• _What is expected_
Print the records word for word, from their first line down to and including the line that has "flag-icon [280, 1616, 380, 1682]", and nothing after it.

Begin Raw data

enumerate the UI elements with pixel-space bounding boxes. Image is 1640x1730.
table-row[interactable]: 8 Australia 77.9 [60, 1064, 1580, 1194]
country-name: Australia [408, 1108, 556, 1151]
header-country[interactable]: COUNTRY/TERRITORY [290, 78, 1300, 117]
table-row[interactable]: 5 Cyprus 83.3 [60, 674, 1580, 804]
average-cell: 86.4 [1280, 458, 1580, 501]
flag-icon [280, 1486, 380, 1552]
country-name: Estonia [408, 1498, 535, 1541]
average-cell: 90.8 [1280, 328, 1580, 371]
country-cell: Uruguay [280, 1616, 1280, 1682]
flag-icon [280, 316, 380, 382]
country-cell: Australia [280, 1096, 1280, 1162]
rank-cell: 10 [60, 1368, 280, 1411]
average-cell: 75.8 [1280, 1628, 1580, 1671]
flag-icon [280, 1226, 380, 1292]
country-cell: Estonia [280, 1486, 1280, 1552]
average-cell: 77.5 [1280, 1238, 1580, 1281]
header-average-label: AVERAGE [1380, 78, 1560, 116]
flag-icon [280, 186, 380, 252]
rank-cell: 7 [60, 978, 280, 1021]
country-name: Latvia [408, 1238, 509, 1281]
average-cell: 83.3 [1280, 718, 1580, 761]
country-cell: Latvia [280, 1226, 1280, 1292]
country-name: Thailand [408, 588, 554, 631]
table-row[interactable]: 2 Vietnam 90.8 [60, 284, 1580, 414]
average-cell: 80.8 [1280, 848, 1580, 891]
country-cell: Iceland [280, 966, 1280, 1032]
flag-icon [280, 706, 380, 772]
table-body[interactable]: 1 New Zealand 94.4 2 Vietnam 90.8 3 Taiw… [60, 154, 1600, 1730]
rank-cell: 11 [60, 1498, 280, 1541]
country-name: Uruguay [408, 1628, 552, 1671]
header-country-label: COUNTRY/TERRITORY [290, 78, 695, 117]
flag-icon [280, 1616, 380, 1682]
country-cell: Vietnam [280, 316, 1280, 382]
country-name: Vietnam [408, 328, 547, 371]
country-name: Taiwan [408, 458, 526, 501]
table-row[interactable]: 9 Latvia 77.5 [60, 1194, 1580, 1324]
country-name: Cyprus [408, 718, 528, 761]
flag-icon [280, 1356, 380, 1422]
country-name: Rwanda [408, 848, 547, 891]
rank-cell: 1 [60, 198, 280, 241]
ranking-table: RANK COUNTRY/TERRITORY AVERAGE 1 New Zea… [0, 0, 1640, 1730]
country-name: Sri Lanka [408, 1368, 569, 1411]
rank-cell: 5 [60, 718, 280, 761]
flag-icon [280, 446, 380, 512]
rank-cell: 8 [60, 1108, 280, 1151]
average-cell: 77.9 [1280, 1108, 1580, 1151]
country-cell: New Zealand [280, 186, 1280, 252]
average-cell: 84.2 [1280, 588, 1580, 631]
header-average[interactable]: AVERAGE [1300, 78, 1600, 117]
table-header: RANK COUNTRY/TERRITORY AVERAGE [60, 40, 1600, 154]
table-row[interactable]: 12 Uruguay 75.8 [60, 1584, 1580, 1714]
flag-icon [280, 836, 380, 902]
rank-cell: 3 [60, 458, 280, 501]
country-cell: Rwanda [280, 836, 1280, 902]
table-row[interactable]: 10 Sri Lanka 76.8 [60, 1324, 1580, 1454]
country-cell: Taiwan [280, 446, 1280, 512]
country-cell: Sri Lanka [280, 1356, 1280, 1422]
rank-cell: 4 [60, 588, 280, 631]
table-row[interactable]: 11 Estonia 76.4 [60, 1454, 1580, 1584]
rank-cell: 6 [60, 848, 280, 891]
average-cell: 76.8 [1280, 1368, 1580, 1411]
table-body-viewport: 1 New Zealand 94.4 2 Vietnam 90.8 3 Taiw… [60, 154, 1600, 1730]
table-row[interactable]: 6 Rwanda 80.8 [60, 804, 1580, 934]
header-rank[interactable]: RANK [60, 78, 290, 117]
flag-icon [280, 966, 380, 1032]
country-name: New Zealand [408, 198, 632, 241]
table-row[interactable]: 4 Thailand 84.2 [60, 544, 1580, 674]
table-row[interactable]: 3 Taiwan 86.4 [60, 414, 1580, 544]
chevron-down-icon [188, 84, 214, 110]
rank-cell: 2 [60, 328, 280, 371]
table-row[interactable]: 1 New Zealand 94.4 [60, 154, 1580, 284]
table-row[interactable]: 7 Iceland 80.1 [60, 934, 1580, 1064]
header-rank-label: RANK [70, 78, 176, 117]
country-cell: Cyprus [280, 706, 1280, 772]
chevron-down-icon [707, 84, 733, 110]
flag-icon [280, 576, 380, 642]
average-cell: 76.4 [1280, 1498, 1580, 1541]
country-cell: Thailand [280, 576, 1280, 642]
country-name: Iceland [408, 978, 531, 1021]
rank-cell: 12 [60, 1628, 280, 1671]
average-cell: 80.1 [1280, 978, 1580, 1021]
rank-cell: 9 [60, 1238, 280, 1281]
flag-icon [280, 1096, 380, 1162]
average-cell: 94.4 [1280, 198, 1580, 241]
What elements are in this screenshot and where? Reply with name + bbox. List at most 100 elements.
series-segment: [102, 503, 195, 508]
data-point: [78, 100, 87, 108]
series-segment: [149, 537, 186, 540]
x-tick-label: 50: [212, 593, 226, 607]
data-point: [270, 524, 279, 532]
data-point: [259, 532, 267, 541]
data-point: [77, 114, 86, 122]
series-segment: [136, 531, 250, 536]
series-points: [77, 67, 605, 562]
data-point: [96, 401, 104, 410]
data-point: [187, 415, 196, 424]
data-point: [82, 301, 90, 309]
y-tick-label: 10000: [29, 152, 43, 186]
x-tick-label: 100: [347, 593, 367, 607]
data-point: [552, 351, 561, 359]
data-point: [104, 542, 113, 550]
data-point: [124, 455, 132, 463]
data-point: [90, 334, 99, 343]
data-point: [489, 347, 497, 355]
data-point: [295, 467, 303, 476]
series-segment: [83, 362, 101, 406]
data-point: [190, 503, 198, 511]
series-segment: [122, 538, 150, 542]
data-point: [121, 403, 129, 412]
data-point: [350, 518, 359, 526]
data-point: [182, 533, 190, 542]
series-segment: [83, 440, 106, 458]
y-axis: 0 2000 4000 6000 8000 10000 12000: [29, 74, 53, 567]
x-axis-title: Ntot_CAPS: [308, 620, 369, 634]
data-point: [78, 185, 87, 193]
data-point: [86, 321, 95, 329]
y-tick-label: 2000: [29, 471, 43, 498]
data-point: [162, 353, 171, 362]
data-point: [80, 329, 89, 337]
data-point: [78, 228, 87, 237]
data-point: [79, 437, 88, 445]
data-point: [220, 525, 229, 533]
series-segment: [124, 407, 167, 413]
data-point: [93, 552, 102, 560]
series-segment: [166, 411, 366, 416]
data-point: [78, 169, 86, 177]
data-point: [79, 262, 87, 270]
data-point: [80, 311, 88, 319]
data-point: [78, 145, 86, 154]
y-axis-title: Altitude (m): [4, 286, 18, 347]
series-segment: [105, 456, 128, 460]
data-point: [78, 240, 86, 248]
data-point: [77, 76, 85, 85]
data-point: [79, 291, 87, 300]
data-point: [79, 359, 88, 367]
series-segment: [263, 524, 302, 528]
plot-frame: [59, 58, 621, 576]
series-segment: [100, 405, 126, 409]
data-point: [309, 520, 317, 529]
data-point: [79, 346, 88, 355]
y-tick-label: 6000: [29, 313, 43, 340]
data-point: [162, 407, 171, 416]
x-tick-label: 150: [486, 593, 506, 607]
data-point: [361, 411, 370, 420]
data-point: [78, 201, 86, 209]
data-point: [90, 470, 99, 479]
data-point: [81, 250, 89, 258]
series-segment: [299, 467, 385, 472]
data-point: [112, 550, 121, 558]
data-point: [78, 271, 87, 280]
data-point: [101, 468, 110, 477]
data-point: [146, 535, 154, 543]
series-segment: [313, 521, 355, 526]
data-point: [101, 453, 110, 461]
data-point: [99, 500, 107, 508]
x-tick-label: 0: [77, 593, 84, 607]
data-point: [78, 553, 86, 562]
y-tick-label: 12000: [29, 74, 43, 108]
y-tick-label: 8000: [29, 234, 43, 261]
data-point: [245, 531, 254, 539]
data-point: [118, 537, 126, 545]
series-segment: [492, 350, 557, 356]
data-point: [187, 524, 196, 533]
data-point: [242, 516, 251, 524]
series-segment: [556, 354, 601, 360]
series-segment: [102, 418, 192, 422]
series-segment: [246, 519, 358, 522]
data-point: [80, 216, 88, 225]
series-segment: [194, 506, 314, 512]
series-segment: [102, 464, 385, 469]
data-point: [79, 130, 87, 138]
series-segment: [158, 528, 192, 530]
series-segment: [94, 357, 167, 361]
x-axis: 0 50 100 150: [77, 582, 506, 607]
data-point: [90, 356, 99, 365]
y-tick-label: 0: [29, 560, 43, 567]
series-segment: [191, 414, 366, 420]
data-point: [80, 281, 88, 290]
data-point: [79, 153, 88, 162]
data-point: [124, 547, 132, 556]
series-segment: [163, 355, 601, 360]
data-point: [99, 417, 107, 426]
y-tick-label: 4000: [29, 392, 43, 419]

End Raw data

• _Solution below_
enumerate the UI elements with pixel-space bounding boxes. Image is 1640x1730.
table-row[interactable]: 8 Australia 77.9 [60, 1064, 1580, 1194]
country-name: Australia [408, 1108, 556, 1151]
header-country[interactable]: COUNTRY/TERRITORY [290, 78, 1300, 117]
table-row[interactable]: 5 Cyprus 83.3 [60, 674, 1580, 804]
average-cell: 86.4 [1280, 458, 1580, 501]
flag-icon [280, 1486, 380, 1552]
country-name: Estonia [408, 1498, 535, 1541]
average-cell: 90.8 [1280, 328, 1580, 371]
country-cell: Uruguay [280, 1616, 1280, 1682]
flag-icon [280, 316, 380, 382]
country-cell: Australia [280, 1096, 1280, 1162]
rank-cell: 10 [60, 1368, 280, 1411]
average-cell: 75.8 [1280, 1628, 1580, 1671]
flag-icon [280, 1226, 380, 1292]
country-cell: Estonia [280, 1486, 1280, 1552]
average-cell: 77.5 [1280, 1238, 1580, 1281]
header-average-label: AVERAGE [1380, 78, 1560, 116]
flag-icon [280, 186, 380, 252]
rank-cell: 7 [60, 978, 280, 1021]
country-name: Latvia [408, 1238, 509, 1281]
average-cell: 83.3 [1280, 718, 1580, 761]
country-cell: Latvia [280, 1226, 1280, 1292]
country-name: Thailand [408, 588, 554, 631]
table-row[interactable]: 2 Vietnam 90.8 [60, 284, 1580, 414]
average-cell: 80.8 [1280, 848, 1580, 891]
country-cell: Iceland [280, 966, 1280, 1032]
flag-icon [280, 706, 380, 772]
table-body[interactable]: 1 New Zealand 94.4 2 Vietnam 90.8 3 Taiw… [60, 154, 1600, 1730]
rank-cell: 11 [60, 1498, 280, 1541]
country-name: Uruguay [408, 1628, 552, 1671]
header-country-label: COUNTRY/TERRITORY [290, 78, 695, 117]
flag-icon [280, 1616, 380, 1682]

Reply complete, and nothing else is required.